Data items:
___
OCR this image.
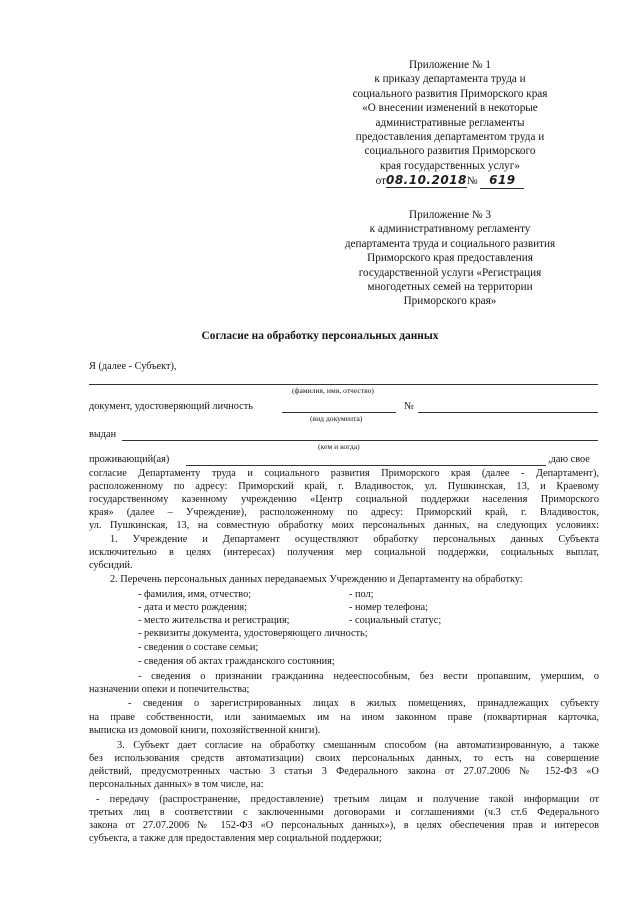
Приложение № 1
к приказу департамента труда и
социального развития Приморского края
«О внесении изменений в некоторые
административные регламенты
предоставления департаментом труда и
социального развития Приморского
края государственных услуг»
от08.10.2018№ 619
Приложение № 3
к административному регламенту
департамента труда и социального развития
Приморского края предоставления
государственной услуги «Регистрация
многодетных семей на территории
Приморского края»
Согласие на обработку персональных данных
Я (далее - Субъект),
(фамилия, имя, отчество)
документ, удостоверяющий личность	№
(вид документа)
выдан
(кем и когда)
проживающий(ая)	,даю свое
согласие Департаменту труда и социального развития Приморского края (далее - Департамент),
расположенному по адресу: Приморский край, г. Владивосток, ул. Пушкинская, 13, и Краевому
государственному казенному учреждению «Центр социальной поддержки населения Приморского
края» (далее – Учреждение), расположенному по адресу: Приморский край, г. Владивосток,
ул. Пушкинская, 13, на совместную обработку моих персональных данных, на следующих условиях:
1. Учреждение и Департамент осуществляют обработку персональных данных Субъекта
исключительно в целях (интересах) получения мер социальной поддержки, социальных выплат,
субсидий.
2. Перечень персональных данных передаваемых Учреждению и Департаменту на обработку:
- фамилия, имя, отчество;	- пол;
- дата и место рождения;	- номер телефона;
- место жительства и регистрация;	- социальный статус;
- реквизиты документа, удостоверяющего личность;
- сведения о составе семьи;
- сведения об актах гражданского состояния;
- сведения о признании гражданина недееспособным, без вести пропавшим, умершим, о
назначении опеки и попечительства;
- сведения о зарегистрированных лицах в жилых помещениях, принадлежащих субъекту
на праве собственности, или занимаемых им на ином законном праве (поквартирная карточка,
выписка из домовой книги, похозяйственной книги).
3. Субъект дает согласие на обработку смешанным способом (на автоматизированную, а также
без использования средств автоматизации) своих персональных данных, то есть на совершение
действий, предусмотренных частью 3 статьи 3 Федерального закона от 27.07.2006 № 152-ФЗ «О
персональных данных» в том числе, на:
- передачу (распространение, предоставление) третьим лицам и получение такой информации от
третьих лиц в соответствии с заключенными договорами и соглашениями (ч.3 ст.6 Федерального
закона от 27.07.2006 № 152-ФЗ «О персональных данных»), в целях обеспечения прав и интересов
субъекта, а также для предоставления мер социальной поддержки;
___
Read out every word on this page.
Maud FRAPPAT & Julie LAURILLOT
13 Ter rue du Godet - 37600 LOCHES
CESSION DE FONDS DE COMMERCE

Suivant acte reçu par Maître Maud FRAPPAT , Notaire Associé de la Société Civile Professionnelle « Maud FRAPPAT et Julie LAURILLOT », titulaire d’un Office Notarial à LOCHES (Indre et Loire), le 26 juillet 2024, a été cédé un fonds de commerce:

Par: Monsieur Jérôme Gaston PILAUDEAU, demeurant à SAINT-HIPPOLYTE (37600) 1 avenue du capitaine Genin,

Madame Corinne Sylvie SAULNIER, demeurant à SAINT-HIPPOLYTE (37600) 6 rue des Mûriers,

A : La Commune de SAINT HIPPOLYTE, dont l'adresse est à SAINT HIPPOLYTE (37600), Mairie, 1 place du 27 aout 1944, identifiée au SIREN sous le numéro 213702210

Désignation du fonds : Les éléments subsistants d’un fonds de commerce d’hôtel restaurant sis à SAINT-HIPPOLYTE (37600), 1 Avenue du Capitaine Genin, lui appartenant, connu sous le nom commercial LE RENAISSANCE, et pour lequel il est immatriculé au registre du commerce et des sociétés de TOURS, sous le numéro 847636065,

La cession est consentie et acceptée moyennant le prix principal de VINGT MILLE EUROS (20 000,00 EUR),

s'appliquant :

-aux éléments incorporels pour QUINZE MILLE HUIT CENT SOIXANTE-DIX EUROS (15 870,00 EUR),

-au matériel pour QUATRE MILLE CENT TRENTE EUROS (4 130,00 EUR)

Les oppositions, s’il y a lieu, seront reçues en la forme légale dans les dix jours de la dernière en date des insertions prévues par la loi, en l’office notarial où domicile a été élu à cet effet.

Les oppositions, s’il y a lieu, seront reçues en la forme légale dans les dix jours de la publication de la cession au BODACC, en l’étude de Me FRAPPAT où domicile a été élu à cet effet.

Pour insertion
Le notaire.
___
### What you will do
Filter out all lines lacking the word "обработку" and copy the rest.

### Exercise solution
Согласие на обработку персональных данных
ул. Пушкинская, 13, на совместную обработку моих персональных данных, на следующих условиях:
1. Учреждение и Департамент осуществляют обработку персональных данных Субъекта
2. Перечень персональных данных передаваемых Учреждению и Департаменту на обработку:
3. Субъект дает согласие на обработку смешанным способом (на автоматизированную, а также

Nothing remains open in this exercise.